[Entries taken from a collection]
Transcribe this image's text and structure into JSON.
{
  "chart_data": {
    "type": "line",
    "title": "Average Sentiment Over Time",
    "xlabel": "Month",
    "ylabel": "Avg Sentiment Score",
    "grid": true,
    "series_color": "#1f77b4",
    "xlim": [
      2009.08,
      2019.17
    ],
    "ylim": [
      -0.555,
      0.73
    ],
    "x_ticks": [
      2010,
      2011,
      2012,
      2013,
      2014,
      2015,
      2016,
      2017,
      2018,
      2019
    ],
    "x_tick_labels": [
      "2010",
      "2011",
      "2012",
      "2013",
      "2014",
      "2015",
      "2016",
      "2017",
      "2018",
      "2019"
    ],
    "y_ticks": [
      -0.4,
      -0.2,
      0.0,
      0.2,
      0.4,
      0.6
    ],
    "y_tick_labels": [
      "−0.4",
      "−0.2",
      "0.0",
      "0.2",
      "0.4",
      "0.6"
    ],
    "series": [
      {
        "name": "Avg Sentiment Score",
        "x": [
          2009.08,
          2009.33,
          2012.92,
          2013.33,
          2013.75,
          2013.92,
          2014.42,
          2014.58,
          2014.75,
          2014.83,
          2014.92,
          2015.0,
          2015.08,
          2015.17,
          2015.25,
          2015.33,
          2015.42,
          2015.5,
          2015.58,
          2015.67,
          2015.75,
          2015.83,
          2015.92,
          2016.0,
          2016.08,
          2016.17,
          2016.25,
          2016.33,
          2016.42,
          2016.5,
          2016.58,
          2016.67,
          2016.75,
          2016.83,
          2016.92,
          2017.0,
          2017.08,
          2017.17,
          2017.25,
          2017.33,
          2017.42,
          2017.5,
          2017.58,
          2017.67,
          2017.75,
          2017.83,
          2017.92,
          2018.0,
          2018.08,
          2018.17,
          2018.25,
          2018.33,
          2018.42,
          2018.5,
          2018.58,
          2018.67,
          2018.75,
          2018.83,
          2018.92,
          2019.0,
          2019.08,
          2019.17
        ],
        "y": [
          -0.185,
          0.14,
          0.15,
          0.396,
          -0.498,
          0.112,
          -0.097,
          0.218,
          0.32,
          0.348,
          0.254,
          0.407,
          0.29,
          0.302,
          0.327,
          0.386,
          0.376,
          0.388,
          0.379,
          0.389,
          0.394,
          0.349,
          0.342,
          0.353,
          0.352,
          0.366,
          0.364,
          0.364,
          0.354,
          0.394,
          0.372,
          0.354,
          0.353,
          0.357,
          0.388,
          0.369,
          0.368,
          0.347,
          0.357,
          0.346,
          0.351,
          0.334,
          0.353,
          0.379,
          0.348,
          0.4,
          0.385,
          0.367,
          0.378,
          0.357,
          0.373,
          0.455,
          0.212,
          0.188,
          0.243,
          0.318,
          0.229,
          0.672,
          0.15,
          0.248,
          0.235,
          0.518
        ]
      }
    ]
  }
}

Task requirements: Copy all the entries verbatim.

Exercise result:
Transcribe this image's text and structure into JSON.
{
  "chart_data": {
    "type": "line",
    "title": "Average Sentiment Over Time",
    "xlabel": "Month",
    "ylabel": "Avg Sentiment Score",
    "grid": true,
    "series_color": "#1f77b4",
    "xlim": [
      2009.08,
      2019.17
    ],
    "ylim": [
      -0.555,
      0.73
    ],
    "x_ticks": [
      2010,
      2011,
      2012,
      2013,
      2014,
      2015,
      2016,
      2017,
      2018,
      2019
    ],
    "x_tick_labels": [
      "2010",
      "2011",
      "2012",
      "2013",
      "2014",
      "2015",
      "2016",
      "2017",
      "2018",
      "2019"
    ],
    "y_ticks": [
      -0.4,
      -0.2,
      0.0,
      0.2,
      0.4,
      0.6
    ],
    "y_tick_labels": [
      "−0.4",
      "−0.2",
      "0.0",
      "0.2",
      "0.4",
      "0.6"
    ],
    "series": [
      {
        "name": "Avg Sentiment Score",
        "x": [
          2009.08,
          2009.33,
          2012.92,
          2013.33,
          2013.75,
          2013.92,
          2014.42,
          2014.58,
          2014.75,
          2014.83,
          2014.92,
          2015.0,
          2015.08,
          2015.17,
          2015.25,
          2015.33,
          2015.42,
          2015.5,
          2015.58,
          2015.67,
          2015.75,
          2015.83,
          2015.92,
          2016.0,
          2016.08,
          2016.17,
          2016.25,
          2016.33,
          2016.42,
          2016.5,
          2016.58,
          2016.67,
          2016.75,
          2016.83,
          2016.92,
          2017.0,
          2017.08,
          2017.17,
          2017.25,
          2017.33,
          2017.42,
          2017.5,
          2017.58,
          2017.67,
          2017.75,
          2017.83,
          2017.92,
          2018.0,
          2018.08,
          2018.17,
          2018.25,
          2018.33,
          2018.42,
          2018.5,
          2018.58,
          2018.67,
          2018.75,
          2018.83,
          2018.92,
          2019.0,
          2019.08,
          2019.17
        ],
        "y": [
          -0.185,
          0.14,
          0.15,
          0.396,
          -0.498,
          0.112,
          -0.097,
          0.218,
          0.32,
          0.348,
          0.254,
          0.407,
          0.29,
          0.302,
          0.327,
          0.386,
          0.376,
          0.388,
          0.379,
          0.389,
          0.394,
          0.349,
          0.342,
          0.353,
          0.352,
          0.366,
          0.364,
          0.364,
          0.354,
          0.394,
          0.372,
          0.354,
          0.353,
          0.357,
          0.388,
          0.369,
          0.368,
          0.347,
          0.357,
          0.346,
          0.351,
          0.334,
          0.353,
          0.379,
          0.348,
          0.4,
          0.385,
          0.367,
          0.378,
          0.357,
          0.373,
          0.455,
          0.212,
          0.188,
          0.243,
          0.318,
          0.229,
          0.672,
          0.15,
          0.248,
          0.235,
          0.518
        ]
      }
    ]
  }
}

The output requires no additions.